## BEGIN Data provided
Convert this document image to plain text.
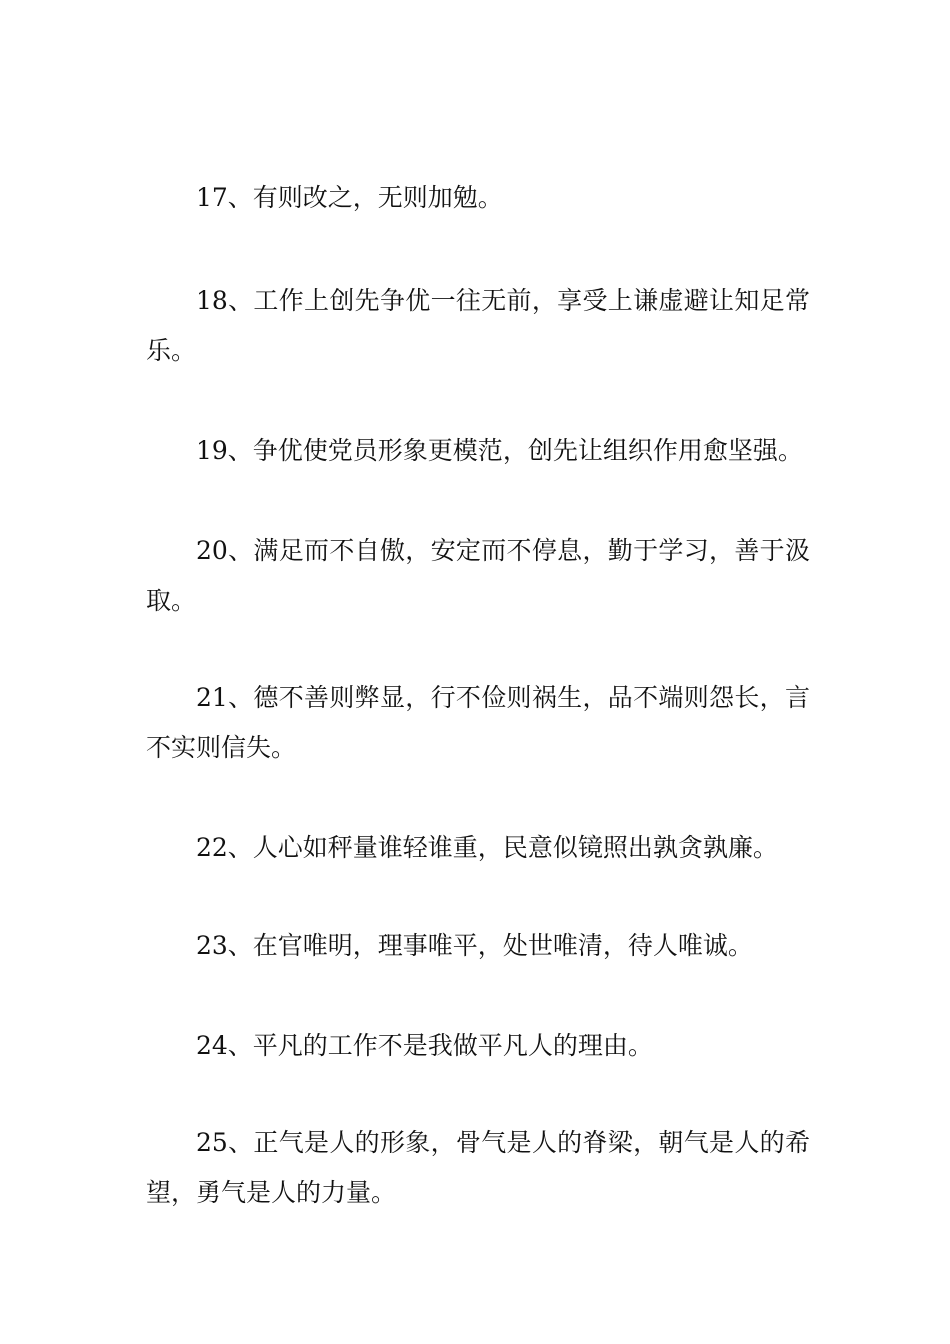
17、有则改之，无则加勉。

18、工作上创先争优一往无前，享受上谦虚避让知足常乐。

19、争优使党员形象更模范，创先让组织作用愈坚强。

20、满足而不自傲，安定而不停息，勤于学习，善于汲取。

21、德不善则弊显，行不俭则祸生，品不端则怨长，言不实则信失。

22、人心如秤量谁轻谁重，民意似镜照出孰贪孰廉。

23、在官唯明，理事唯平，处世唯清，待人唯诚。

24、平凡的工作不是我做平凡人的理由。

25、正气是人的形象，骨气是人的脊梁，朝气是人的希望，勇气是人的力量。
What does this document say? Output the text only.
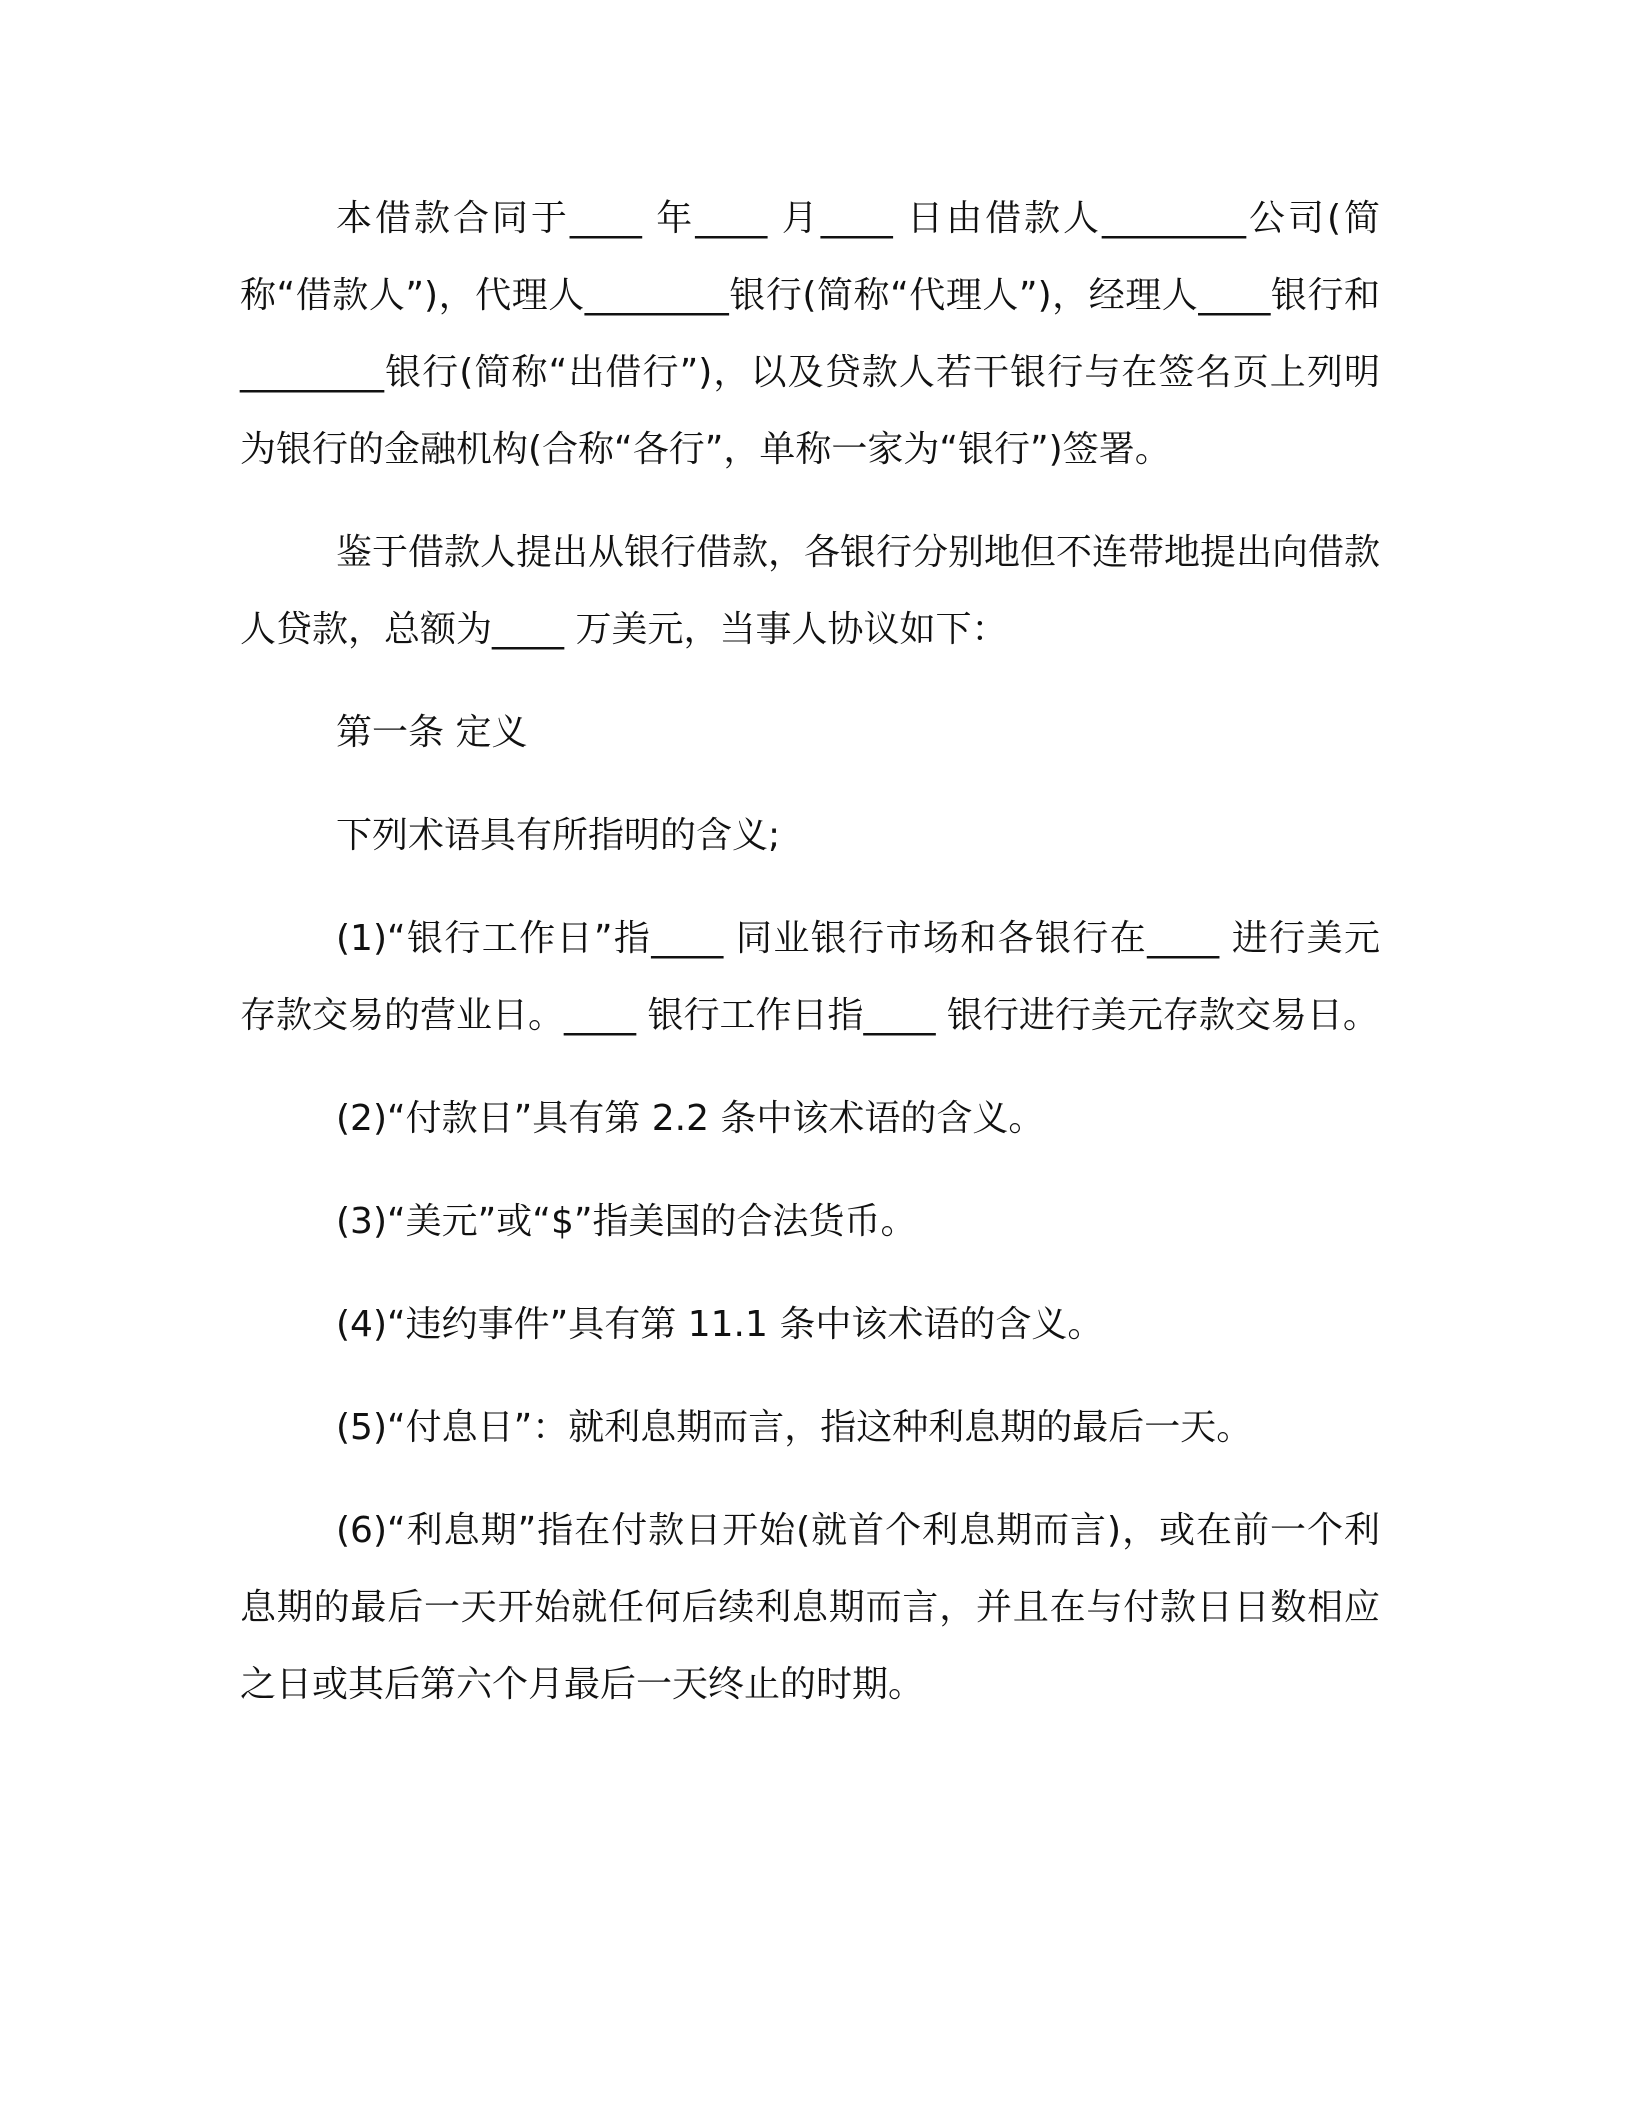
本借款合同于____ 年____ 月____ 日由借款人________公司(简称“借款人”)，代理人________银行(简称“代理人”)，经理人____银行和________银行(简称“出借行”)，以及贷款人若干银行与在签名页上列明为银行的金融机构(合称“各行”，单称一家为“银行”)签署。

鉴于借款人提出从银行借款，各银行分别地但不连带地提出向借款人贷款，总额为____ 万美元，当事人协议如下：

第一条 定义

下列术语具有所指明的含义;

(1)“银行工作日”指____ 同业银行市场和各银行在____ 进行美元存款交易的营业日。____ 银行工作日指____ 银行进行美元存款交易日。

(2)“付款日”具有第 2.2 条中该术语的含义。

(3)“美元”或“$”指美国的合法货币。

(4)“违约事件”具有第 11.1 条中该术语的含义。

(5)“付息日”：就利息期而言，指这种利息期的最后一天。

(6)“利息期”指在付款日开始(就首个利息期而言)，或在前一个利息期的最后一天开始就任何后续利息期而言，并且在与付款日日数相应之日或其后第六个月最后一天终止的时期。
## END Data provided
Find the word "this" in the data and copy out each line where it turns up.

Convert this document image to plain text.
What does this document say? Output the text only.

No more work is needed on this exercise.